* Stated exercise: Search the records for "Expenses". Copy every line where it appears.

***** Entries *****

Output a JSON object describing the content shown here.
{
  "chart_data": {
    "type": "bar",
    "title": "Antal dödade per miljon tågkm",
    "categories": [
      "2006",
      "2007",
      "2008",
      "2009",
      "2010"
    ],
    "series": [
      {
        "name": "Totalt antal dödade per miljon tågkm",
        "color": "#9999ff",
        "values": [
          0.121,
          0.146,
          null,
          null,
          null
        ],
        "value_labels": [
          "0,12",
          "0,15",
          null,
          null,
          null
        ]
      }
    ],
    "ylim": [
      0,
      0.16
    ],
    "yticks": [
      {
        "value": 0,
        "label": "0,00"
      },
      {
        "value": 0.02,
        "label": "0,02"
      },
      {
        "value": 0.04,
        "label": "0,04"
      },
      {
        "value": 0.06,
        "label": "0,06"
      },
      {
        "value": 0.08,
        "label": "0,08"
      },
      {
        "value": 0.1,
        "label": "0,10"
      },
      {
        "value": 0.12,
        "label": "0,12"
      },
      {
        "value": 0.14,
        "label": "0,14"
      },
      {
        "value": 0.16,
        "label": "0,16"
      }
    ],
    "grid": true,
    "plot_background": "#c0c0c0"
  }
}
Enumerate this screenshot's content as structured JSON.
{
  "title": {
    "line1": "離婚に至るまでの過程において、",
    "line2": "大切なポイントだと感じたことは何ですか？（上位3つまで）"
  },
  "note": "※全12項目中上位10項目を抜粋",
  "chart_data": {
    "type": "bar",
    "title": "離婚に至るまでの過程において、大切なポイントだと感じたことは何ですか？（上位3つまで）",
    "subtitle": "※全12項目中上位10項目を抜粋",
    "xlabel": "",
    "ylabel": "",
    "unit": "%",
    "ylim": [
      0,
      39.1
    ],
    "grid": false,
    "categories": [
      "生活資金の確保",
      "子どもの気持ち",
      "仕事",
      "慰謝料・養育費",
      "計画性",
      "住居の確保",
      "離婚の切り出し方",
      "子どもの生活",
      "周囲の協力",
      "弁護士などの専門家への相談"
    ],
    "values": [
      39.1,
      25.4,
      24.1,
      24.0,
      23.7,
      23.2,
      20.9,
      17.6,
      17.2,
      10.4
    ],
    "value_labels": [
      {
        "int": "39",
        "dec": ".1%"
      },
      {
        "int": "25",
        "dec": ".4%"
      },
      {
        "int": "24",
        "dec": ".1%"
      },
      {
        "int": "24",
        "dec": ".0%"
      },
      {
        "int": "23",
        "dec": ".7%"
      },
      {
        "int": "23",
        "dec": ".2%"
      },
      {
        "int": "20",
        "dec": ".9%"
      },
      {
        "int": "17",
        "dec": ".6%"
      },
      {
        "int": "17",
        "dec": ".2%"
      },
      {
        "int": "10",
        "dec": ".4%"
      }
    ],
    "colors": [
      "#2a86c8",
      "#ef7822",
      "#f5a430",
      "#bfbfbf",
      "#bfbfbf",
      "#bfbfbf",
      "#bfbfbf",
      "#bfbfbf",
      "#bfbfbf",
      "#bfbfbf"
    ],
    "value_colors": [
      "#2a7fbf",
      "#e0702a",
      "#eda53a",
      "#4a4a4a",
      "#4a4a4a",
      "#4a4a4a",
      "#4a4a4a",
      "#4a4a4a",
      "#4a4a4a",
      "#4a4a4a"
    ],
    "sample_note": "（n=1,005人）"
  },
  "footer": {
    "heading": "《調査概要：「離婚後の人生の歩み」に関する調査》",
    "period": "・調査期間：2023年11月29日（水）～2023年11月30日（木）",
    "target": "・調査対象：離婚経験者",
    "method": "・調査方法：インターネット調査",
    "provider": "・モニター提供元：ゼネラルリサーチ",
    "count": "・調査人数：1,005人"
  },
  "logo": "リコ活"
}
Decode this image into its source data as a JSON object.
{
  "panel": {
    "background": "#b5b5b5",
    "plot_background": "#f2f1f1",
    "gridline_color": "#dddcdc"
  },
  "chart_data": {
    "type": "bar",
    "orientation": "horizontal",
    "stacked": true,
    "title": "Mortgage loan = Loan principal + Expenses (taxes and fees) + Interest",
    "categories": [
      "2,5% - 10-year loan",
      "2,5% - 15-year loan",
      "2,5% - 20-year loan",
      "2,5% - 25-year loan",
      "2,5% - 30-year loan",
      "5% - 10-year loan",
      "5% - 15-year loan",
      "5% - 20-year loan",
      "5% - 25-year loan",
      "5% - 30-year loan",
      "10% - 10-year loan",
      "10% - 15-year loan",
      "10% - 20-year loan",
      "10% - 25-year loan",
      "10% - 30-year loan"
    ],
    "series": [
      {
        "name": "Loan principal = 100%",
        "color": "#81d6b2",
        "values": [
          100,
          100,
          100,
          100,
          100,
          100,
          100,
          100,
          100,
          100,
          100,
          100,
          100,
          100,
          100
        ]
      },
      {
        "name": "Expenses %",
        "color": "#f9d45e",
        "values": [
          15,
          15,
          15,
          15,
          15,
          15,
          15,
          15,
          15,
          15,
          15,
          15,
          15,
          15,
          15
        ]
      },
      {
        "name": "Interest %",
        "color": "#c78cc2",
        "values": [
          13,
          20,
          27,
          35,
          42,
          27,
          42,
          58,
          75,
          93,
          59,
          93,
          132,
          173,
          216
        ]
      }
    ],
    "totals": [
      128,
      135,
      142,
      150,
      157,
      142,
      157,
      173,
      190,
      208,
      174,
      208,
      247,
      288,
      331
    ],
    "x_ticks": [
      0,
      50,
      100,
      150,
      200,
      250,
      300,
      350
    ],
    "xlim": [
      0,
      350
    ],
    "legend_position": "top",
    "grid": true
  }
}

*****
***** Entries *****

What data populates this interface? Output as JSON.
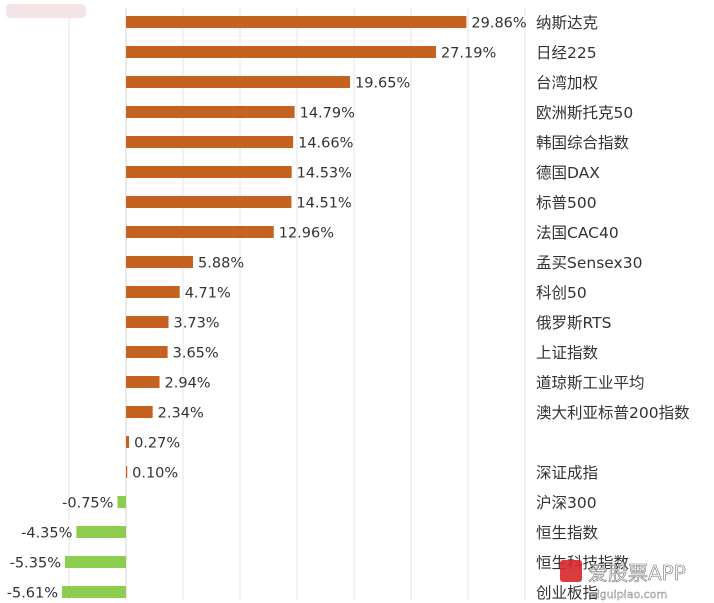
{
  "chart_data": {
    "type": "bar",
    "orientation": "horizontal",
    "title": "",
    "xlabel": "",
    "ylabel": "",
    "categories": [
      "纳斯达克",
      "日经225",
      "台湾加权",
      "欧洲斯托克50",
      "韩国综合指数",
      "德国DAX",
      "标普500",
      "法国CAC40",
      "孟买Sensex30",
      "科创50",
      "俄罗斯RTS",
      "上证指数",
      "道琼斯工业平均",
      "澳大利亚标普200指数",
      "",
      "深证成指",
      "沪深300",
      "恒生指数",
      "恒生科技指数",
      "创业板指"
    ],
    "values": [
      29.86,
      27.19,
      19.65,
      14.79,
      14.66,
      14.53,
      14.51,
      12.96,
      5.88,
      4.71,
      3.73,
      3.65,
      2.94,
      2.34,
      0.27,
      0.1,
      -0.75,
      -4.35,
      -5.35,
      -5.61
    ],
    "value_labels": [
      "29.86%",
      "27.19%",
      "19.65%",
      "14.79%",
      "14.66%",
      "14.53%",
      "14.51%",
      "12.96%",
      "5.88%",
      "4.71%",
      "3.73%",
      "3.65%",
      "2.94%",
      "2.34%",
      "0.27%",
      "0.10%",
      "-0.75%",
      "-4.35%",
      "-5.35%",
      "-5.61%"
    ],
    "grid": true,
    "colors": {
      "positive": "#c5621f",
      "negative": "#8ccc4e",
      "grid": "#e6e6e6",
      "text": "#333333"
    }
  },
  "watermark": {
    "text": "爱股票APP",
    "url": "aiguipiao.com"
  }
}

*****

* Reply to the task:
    "title": "Mortgage loan = Loan principal + Expenses (taxes and fees) + Interest",
        "name": "Expenses %",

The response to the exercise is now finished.